──────── INPUT MATERIAL

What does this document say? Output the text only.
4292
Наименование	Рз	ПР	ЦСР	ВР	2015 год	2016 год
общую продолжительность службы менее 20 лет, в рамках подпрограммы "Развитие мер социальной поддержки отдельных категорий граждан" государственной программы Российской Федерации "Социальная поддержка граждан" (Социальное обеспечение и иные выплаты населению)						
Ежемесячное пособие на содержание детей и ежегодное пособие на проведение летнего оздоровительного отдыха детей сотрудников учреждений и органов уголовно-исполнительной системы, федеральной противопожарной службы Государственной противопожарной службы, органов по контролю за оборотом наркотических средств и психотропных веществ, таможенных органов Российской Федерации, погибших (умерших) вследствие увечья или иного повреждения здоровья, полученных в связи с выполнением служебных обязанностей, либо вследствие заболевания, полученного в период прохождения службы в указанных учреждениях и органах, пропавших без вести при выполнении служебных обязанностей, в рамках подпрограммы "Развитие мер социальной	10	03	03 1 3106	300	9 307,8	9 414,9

────────────────

» EXERCISE DIRECTIONS:
Would you restate each of the entries word for word?

» WRITTEN REPLY:
What does this document say? Output the text only.
4292
Наименование	Рз	ПР	ЦСР	ВР	2015 год	2016 год
общую продолжительность службы менее 20 лет, в рамках подпрограммы "Развитие мер социальной поддержки отдельных категорий граждан" государственной программы Российской Федерации "Социальная поддержка граждан" (Социальное обеспечение и иные выплаты населению)						
Ежемесячное пособие на содержание детей и ежегодное пособие на проведение летнего оздоровительного отдыха детей сотрудников учреждений и органов уголовно-исполнительной системы, федеральной противопожарной службы Государственной противопожарной службы, органов по контролю за оборотом наркотических средств и психотропных веществ, таможенных органов Российской Федерации, погибших (умерших) вследствие увечья или иного повреждения здоровья, полученных в связи с выполнением служебных обязанностей, либо вследствие заболевания, полученного в период прохождения службы в указанных учреждениях и органах, пропавших без вести при выполнении служебных обязанностей, в рамках подпрограммы "Развитие мер социальной	10	03	03 1 3106	300	9 307,8	9 414,9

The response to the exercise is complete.